- What you will do: Output each line exactly as it appears, skipping any embedded picture.

--- start Records to process ---

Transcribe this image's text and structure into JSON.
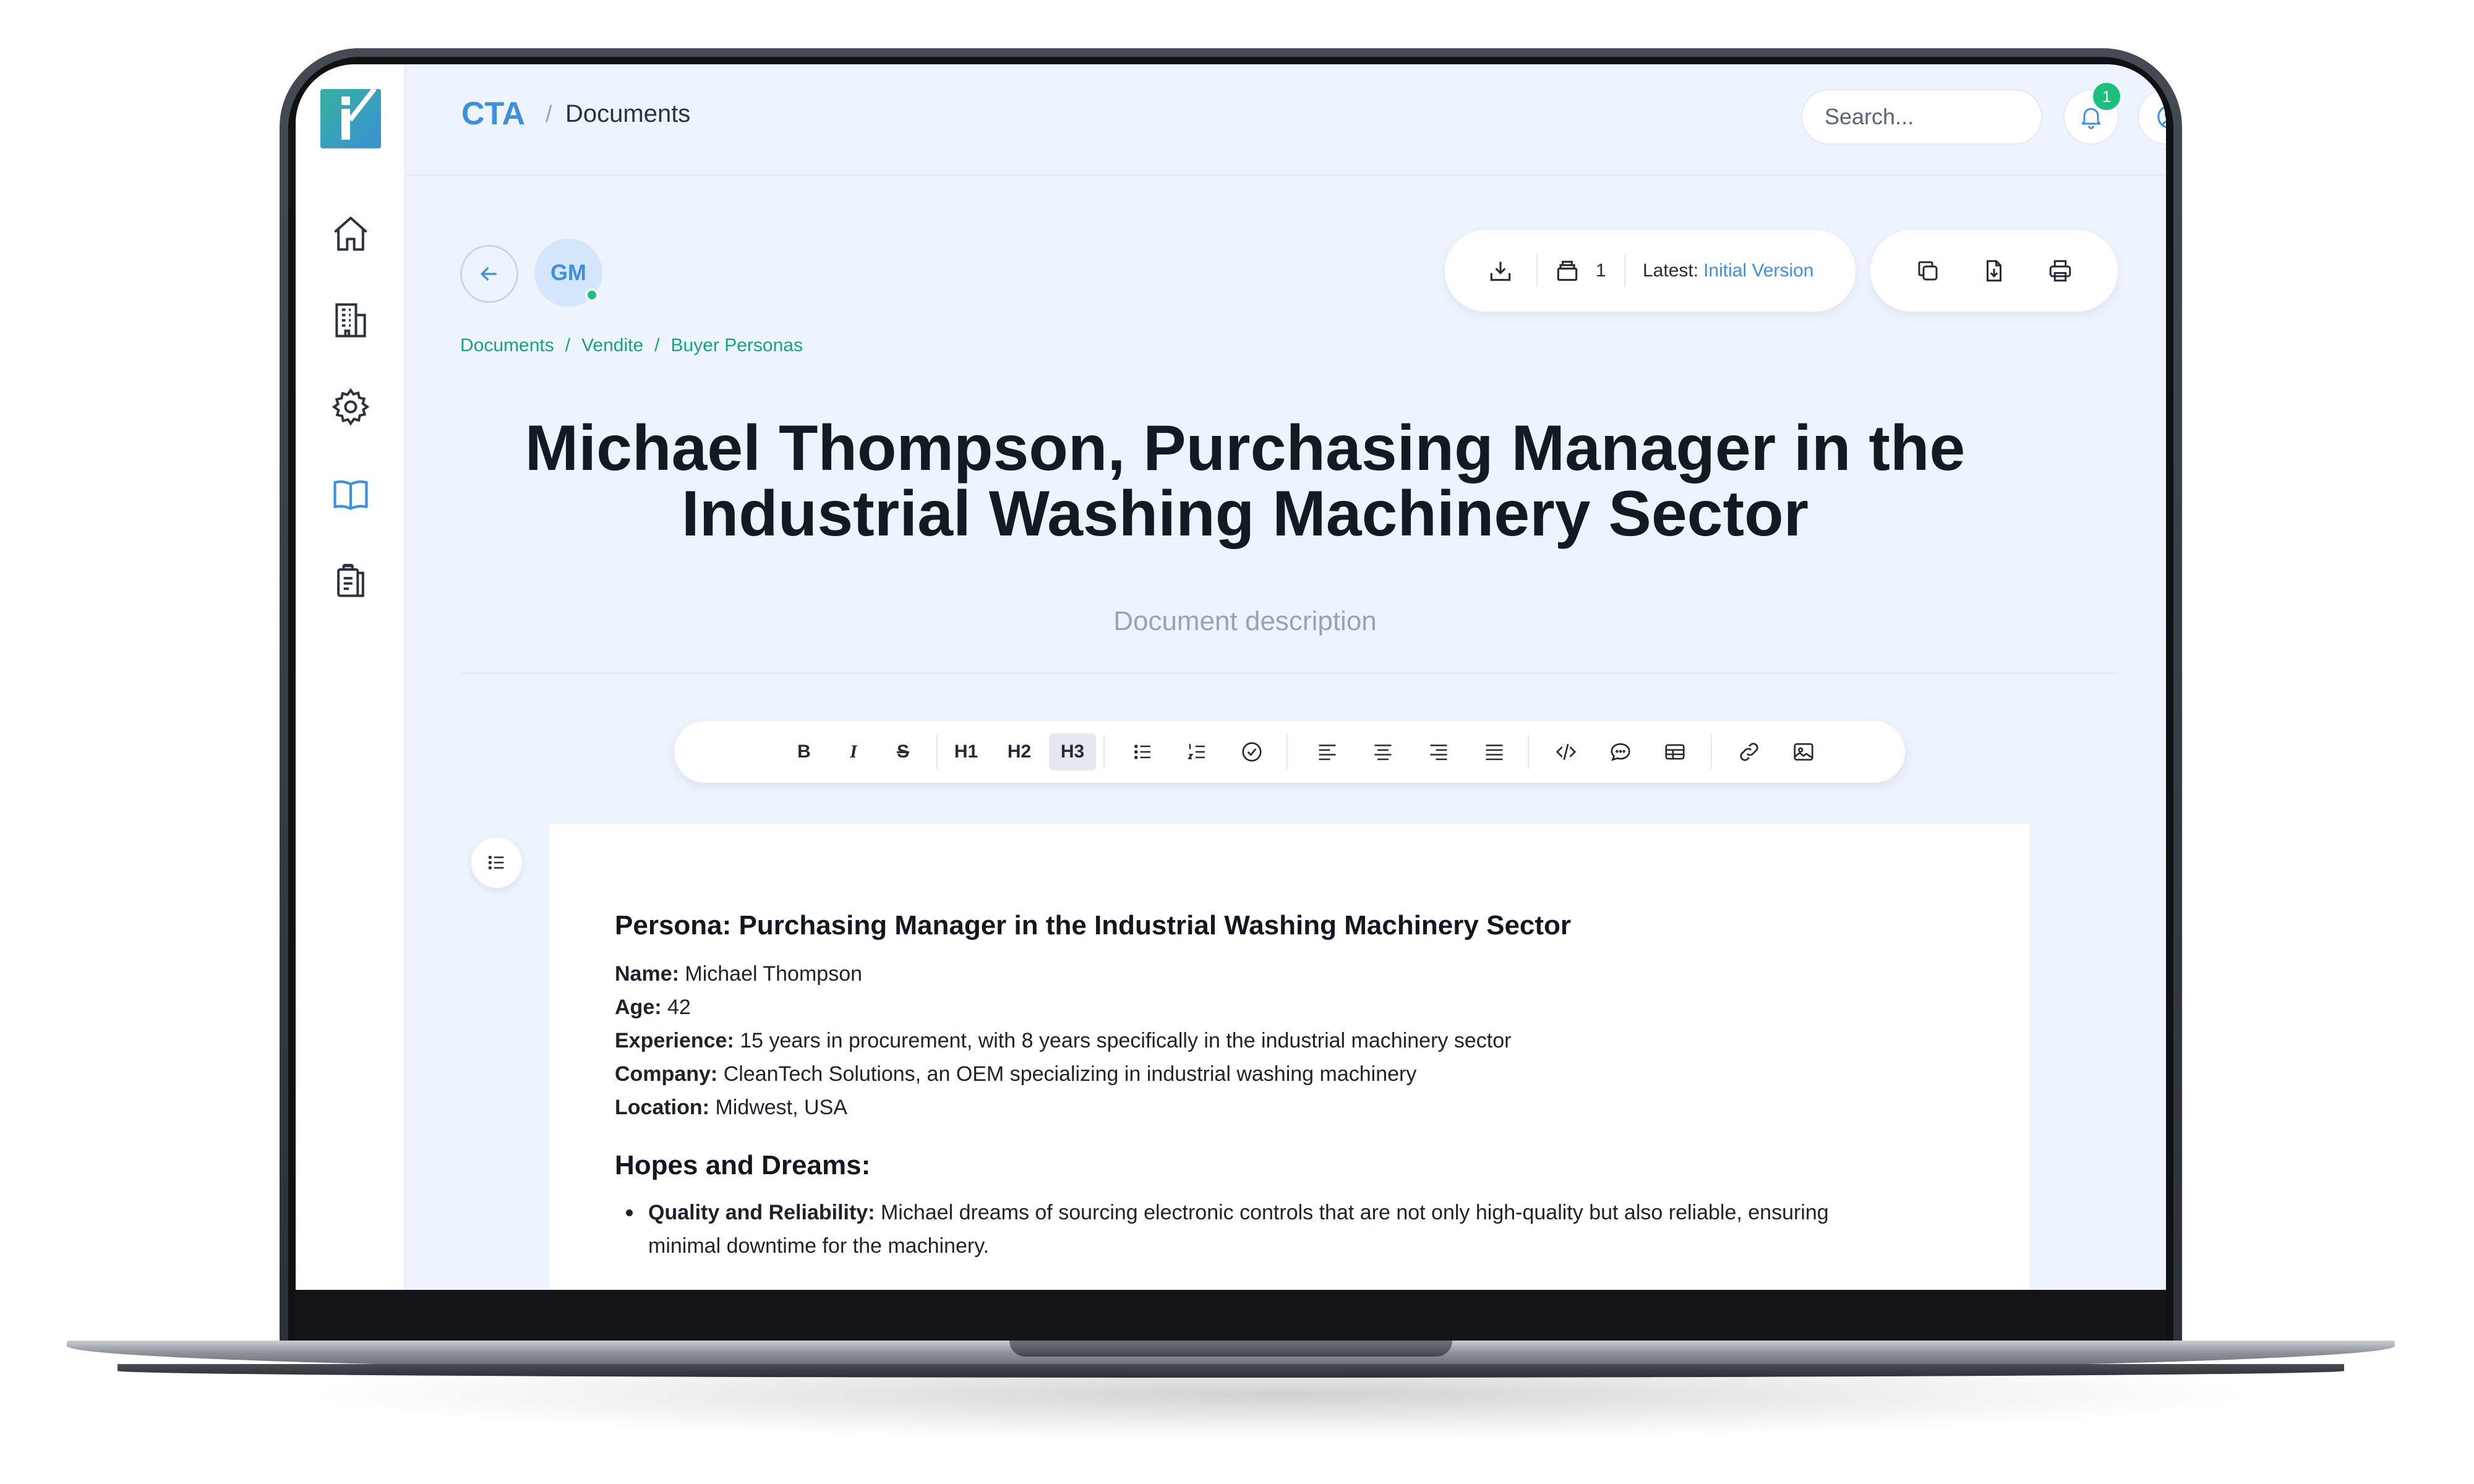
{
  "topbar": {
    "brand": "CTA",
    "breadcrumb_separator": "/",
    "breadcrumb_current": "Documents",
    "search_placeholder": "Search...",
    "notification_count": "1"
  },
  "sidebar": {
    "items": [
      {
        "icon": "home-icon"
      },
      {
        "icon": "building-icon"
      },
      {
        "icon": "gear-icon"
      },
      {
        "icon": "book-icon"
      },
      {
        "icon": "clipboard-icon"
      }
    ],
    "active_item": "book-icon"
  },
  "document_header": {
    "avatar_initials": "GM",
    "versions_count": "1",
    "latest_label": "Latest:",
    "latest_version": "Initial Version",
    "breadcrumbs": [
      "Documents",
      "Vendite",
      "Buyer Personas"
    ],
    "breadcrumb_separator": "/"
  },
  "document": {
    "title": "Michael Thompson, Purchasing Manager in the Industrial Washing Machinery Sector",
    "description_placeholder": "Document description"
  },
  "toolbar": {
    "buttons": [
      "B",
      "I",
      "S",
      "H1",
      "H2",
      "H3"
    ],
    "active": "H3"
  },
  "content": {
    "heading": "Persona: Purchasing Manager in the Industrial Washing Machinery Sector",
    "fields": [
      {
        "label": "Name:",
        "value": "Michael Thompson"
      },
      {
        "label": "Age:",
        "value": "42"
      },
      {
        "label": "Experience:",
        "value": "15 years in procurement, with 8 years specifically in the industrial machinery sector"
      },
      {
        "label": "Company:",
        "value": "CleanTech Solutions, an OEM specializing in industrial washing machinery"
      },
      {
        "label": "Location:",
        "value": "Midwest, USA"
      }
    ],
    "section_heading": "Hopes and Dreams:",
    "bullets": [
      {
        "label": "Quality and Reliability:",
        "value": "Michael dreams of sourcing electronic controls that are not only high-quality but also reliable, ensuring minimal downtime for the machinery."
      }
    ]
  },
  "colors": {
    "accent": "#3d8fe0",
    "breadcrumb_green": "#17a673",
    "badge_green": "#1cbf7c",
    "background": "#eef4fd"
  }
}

--- end Records to process ---

- Task answer:
Transcribe this image's text and structure into JSON.
{
  "topbar": {
    "brand": "CTA",
    "breadcrumb_separator": "/",
    "breadcrumb_current": "Documents",
    "search_placeholder": "Search...",
    "notification_count": "1"
  },
  "sidebar": {
    "items": [
      {
        "icon": "home-icon"
      },
      {
        "icon": "building-icon"
      },
      {
        "icon": "gear-icon"
      },
      {
        "icon": "book-icon"
      },
      {
        "icon": "clipboard-icon"
      }
    ],
    "active_item": "book-icon"
  },
  "document_header": {
    "avatar_initials": "GM",
    "versions_count": "1",
    "latest_label": "Latest:",
    "latest_version": "Initial Version",
    "breadcrumbs": [
      "Documents",
      "Vendite",
      "Buyer Personas"
    ],
    "breadcrumb_separator": "/"
  },
  "document": {
    "title": "Michael Thompson, Purchasing Manager in the Industrial Washing Machinery Sector",
    "description_placeholder": "Document description"
  },
  "toolbar": {
    "buttons": [
      "B",
      "I",
      "S",
      "H1",
      "H2",
      "H3"
    ],
    "active": "H3"
  },
  "content": {
    "heading": "Persona: Purchasing Manager in the Industrial Washing Machinery Sector",
    "fields": [
      {
        "label": "Name:",
        "value": "Michael Thompson"
      },
      {
        "label": "Age:",
        "value": "42"
      },
      {
        "label": "Experience:",
        "value": "15 years in procurement, with 8 years specifically in the industrial machinery sector"
      },
      {
        "label": "Company:",
        "value": "CleanTech Solutions, an OEM specializing in industrial washing machinery"
      },
      {
        "label": "Location:",
        "value": "Midwest, USA"
      }
    ],
    "section_heading": "Hopes and Dreams:",
    "bullets": [
      {
        "label": "Quality and Reliability:",
        "value": "Michael dreams of sourcing electronic controls that are not only high-quality but also reliable, ensuring minimal downtime for the machinery."
      }
    ]
  },
  "colors": {
    "accent": "#3d8fe0",
    "breadcrumb_green": "#17a673",
    "badge_green": "#1cbf7c",
    "background": "#eef4fd"
  }
}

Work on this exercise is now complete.